In the entries that follow, find the word "JSON" and report each line it is on.

═══ EXCERPTED RECORDS ═══

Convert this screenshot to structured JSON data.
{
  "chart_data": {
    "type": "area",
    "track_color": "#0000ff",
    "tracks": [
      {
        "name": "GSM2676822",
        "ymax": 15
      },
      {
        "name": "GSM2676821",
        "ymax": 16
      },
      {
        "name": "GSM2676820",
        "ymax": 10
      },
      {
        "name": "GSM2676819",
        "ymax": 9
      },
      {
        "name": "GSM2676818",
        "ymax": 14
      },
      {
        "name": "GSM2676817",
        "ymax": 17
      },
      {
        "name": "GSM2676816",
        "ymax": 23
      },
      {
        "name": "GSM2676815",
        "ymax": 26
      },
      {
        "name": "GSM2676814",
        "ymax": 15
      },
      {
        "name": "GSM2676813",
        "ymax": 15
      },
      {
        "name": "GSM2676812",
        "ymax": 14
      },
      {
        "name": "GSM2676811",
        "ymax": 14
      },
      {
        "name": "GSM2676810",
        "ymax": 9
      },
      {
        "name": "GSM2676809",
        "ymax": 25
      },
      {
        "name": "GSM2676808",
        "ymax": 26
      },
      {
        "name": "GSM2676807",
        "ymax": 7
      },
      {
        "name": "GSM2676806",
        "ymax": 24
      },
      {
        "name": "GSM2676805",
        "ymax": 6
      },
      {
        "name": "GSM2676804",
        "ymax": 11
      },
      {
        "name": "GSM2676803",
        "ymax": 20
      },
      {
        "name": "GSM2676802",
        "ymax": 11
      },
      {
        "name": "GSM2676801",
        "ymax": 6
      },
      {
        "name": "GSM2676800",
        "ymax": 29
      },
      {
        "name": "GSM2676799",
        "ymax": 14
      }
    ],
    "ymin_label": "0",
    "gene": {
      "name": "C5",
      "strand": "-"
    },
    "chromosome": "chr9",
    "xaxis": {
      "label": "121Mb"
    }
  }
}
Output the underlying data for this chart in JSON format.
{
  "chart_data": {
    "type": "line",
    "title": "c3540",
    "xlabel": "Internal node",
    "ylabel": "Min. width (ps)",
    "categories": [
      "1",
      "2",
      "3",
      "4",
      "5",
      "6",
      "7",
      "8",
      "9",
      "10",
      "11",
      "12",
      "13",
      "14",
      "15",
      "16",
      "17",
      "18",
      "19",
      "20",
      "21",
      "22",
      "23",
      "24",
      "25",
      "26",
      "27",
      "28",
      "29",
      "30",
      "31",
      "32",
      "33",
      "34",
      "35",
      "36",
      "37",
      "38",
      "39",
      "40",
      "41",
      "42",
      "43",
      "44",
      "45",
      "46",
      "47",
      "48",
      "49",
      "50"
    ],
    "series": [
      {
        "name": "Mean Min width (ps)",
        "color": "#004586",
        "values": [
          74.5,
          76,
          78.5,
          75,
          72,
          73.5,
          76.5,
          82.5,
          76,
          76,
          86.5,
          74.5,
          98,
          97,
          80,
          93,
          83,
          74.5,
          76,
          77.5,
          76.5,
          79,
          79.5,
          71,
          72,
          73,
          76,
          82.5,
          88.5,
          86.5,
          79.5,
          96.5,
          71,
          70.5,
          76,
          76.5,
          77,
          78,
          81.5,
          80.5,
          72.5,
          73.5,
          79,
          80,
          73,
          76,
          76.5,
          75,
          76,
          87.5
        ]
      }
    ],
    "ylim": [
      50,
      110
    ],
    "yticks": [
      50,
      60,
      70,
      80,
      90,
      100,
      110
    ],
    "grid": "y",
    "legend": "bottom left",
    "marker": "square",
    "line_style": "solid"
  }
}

═══

• **WRITTEN ANSWER**
Convert this screenshot to structured JSON data.
Output the underlying data for this chart in JSON format.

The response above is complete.